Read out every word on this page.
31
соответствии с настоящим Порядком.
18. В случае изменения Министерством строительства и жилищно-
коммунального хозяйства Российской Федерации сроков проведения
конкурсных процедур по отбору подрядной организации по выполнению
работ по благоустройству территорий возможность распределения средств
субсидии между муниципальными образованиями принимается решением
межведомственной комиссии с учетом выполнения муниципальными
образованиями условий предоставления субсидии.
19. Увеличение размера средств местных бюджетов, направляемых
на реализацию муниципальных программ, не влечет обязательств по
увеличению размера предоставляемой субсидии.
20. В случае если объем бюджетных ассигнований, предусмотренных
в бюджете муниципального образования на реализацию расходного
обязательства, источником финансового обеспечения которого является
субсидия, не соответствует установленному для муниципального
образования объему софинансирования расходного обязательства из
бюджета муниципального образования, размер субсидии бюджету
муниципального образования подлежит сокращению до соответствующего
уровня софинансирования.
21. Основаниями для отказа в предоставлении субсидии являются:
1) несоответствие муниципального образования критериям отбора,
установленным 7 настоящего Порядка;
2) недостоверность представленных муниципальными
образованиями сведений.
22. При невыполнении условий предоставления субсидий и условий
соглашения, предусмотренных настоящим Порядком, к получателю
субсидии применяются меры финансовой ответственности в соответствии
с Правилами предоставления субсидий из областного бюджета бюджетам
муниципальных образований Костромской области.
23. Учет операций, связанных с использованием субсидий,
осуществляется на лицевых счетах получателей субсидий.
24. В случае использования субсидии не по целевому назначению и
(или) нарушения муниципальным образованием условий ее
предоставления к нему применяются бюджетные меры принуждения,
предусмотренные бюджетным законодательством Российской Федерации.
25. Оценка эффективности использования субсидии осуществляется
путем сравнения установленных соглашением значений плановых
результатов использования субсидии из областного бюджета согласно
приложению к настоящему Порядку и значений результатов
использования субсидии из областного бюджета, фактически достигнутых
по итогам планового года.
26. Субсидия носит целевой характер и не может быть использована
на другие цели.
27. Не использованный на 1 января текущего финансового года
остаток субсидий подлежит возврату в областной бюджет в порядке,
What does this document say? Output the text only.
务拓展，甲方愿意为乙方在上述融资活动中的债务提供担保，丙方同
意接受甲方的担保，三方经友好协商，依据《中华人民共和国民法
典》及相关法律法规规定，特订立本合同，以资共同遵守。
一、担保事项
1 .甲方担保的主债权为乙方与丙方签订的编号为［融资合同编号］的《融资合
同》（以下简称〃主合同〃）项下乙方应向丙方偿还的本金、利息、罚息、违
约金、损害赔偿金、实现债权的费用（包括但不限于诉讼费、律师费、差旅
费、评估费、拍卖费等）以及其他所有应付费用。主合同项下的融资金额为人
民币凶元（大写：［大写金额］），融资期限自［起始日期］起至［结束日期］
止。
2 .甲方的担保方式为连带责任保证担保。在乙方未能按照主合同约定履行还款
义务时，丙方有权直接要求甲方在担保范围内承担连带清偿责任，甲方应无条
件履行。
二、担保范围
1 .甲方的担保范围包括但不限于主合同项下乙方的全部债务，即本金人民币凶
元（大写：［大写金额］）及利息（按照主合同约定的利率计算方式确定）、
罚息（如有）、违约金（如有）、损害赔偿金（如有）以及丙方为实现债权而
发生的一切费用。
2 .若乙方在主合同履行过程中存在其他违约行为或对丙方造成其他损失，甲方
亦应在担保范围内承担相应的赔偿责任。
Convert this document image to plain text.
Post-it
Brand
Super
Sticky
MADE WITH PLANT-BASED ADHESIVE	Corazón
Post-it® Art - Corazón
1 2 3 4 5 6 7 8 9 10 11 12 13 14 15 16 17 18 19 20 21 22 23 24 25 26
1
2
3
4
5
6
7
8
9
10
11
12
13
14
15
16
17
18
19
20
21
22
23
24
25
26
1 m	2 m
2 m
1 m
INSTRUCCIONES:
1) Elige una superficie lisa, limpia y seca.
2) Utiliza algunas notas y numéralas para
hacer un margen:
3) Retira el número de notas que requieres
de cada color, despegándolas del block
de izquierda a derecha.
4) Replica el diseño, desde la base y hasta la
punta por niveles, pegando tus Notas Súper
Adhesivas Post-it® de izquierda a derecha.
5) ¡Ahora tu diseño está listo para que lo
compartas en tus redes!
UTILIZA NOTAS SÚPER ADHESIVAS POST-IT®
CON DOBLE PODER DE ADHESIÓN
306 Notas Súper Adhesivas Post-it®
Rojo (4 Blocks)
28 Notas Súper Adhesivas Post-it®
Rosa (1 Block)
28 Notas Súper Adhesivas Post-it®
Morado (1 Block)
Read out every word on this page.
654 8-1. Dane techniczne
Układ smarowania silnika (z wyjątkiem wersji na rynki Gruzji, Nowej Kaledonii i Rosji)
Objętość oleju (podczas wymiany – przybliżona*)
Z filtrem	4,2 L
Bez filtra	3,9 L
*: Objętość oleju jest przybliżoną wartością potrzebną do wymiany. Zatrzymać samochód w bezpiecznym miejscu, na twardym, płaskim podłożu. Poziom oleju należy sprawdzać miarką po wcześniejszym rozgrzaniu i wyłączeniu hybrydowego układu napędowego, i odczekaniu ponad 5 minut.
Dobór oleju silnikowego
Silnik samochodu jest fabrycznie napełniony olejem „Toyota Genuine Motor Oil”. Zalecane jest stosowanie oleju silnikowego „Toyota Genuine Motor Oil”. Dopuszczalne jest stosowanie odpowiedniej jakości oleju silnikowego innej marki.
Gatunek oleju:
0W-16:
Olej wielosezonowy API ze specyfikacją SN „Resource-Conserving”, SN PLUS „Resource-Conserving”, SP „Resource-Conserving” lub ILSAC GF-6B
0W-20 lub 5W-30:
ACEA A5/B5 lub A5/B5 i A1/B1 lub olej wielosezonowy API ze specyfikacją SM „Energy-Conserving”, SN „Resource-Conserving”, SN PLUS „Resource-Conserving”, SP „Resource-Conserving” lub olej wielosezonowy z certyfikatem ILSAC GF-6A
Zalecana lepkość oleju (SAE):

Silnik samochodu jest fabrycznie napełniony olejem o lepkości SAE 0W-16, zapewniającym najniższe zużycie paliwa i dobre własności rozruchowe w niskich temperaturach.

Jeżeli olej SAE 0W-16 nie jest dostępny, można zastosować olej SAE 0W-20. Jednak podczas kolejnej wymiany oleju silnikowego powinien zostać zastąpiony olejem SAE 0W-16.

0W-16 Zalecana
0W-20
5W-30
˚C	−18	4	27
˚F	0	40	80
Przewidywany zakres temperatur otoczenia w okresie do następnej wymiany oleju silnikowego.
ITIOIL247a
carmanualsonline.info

......

▶ [Objective] Filter out all lines lacking the word "PLUS" and copy the rest.

▶ [Solution to this task]
Olej wielosezonowy API ze specyfikacją SN „Resource-Conserving”, SN PLUS „Resource-Conserving”, SP „Resource-Conserving” lub ILSAC GF-6B
ACEA A5/B5 lub A5/B5 i A1/B1 lub olej wielosezonowy API ze specyfikacją SM „Energy-Conserving”, SN „Resource-Conserving”, SN PLUS „Resource-Conserving”, SP „Resource-Conserving” lub olej wielosezonowy z certyfikatem ILSAC GF-6A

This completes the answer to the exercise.